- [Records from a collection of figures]
━━━

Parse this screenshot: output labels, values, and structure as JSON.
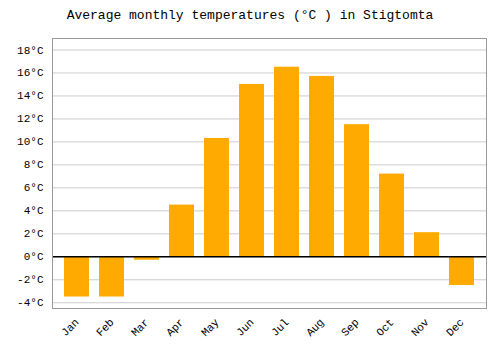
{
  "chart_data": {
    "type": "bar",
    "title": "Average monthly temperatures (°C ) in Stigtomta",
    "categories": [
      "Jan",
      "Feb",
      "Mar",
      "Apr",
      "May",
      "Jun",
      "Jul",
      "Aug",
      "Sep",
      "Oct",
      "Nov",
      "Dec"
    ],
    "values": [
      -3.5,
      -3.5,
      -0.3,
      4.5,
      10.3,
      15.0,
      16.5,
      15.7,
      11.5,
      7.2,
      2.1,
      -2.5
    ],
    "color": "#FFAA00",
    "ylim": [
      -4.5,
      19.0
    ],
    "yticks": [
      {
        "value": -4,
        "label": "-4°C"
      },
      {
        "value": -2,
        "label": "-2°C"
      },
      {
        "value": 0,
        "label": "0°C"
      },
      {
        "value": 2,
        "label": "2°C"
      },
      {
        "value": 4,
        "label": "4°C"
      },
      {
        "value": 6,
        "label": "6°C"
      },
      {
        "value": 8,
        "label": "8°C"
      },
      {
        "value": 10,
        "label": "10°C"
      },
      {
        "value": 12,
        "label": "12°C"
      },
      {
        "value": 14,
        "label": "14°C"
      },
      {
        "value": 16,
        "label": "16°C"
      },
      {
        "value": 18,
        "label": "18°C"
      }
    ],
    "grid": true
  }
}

━━━

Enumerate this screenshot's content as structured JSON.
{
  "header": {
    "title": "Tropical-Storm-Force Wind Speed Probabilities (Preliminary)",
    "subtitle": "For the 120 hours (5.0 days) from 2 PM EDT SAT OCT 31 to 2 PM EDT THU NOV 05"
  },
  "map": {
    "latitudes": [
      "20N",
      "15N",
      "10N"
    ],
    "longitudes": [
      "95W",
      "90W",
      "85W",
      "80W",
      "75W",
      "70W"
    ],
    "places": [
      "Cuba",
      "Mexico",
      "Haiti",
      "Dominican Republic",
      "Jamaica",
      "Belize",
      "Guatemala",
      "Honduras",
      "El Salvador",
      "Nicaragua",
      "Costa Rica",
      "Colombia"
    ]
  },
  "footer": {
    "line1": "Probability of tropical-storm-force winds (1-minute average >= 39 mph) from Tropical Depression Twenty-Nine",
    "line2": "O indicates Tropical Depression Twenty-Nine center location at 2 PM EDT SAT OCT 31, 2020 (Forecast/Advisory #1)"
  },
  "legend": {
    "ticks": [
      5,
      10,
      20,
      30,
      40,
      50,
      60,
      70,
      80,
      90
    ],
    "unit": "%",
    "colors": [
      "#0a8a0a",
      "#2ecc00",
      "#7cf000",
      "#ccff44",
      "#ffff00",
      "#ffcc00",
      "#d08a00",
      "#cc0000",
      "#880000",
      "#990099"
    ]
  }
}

━━━

- [Work to complete] In the records above, locate the lines holding the word "Nine". Copy each of them.

- [Task output]
    "line1": "Probability of tropical-storm-force winds (1-minute average >= 39 mph) from Tropical Depression Twenty-Nine",
    "line2": "O indicates Tropical Depression Twenty-Nine center location at 2 PM EDT SAT OCT 31, 2020 (Forecast/Advisory #1)"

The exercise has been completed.